[TASK MATERIAL start]

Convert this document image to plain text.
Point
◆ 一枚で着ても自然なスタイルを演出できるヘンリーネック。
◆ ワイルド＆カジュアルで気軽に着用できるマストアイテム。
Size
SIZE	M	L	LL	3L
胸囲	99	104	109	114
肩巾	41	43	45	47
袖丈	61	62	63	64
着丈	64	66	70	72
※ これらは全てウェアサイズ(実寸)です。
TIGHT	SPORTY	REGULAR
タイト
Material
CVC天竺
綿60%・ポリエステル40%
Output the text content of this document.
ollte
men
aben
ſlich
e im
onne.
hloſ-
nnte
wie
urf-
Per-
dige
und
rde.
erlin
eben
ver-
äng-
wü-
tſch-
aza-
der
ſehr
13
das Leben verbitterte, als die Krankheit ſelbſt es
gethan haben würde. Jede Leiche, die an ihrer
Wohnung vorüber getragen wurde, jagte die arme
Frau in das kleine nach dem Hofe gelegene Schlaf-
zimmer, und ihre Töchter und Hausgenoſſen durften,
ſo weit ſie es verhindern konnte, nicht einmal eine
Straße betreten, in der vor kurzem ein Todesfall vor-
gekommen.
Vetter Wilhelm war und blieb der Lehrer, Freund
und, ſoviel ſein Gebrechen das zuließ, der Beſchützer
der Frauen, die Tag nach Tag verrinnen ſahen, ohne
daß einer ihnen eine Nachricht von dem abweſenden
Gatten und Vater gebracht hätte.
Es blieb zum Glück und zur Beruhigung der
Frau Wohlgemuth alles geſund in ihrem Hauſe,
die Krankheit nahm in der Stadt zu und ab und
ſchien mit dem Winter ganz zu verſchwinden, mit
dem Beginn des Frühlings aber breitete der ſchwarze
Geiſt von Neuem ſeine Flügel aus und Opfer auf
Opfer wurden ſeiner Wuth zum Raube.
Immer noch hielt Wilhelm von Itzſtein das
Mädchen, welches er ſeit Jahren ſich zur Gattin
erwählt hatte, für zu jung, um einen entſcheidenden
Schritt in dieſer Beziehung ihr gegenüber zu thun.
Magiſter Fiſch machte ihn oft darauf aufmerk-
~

[TASK MATERIAL end]

**PROMPT**.
The whole listing above needs to be written out again exactly.

**RESPONSE TO THIS EXERCISE**.
Convert this document image to plain text.
Point
◆ 一枚で着ても自然なスタイルを演出できるヘンリーネック。
◆ ワイルド＆カジュアルで気軽に着用できるマストアイテム。
Size
SIZE	M	L	LL	3L
胸囲	99	104	109	114
肩巾	41	43	45	47
袖丈	61	62	63	64
着丈	64	66	70	72
※ これらは全てウェアサイズ(実寸)です。
TIGHT	SPORTY	REGULAR
タイト
Material
CVC天竺
綿60%・ポリエステル40%
Output the text content of this document.
ollte
men
aben
ſlich
e im
onne.
hloſ-
nnte
wie
urf-
Per-
dige
und
rde.
erlin
eben
ver-
äng-
wü-
tſch-
aza-
der
ſehr
13
das Leben verbitterte, als die Krankheit ſelbſt es
gethan haben würde. Jede Leiche, die an ihrer
Wohnung vorüber getragen wurde, jagte die arme
Frau in das kleine nach dem Hofe gelegene Schlaf-
zimmer, und ihre Töchter und Hausgenoſſen durften,
ſo weit ſie es verhindern konnte, nicht einmal eine
Straße betreten, in der vor kurzem ein Todesfall vor-
gekommen.
Vetter Wilhelm war und blieb der Lehrer, Freund
und, ſoviel ſein Gebrechen das zuließ, der Beſchützer
der Frauen, die Tag nach Tag verrinnen ſahen, ohne
daß einer ihnen eine Nachricht von dem abweſenden
Gatten und Vater gebracht hätte.
Es blieb zum Glück und zur Beruhigung der
Frau Wohlgemuth alles geſund in ihrem Hauſe,
die Krankheit nahm in der Stadt zu und ab und
ſchien mit dem Winter ganz zu verſchwinden, mit
dem Beginn des Frühlings aber breitete der ſchwarze
Geiſt von Neuem ſeine Flügel aus und Opfer auf
Opfer wurden ſeiner Wuth zum Raube.
Immer noch hielt Wilhelm von Itzſtein das
Mädchen, welches er ſeit Jahren ſich zur Gattin
erwählt hatte, für zu jung, um einen entſcheidenden
Schritt in dieſer Beziehung ihr gegenüber zu thun.
Magiſter Fiſch machte ihn oft darauf aufmerk-
~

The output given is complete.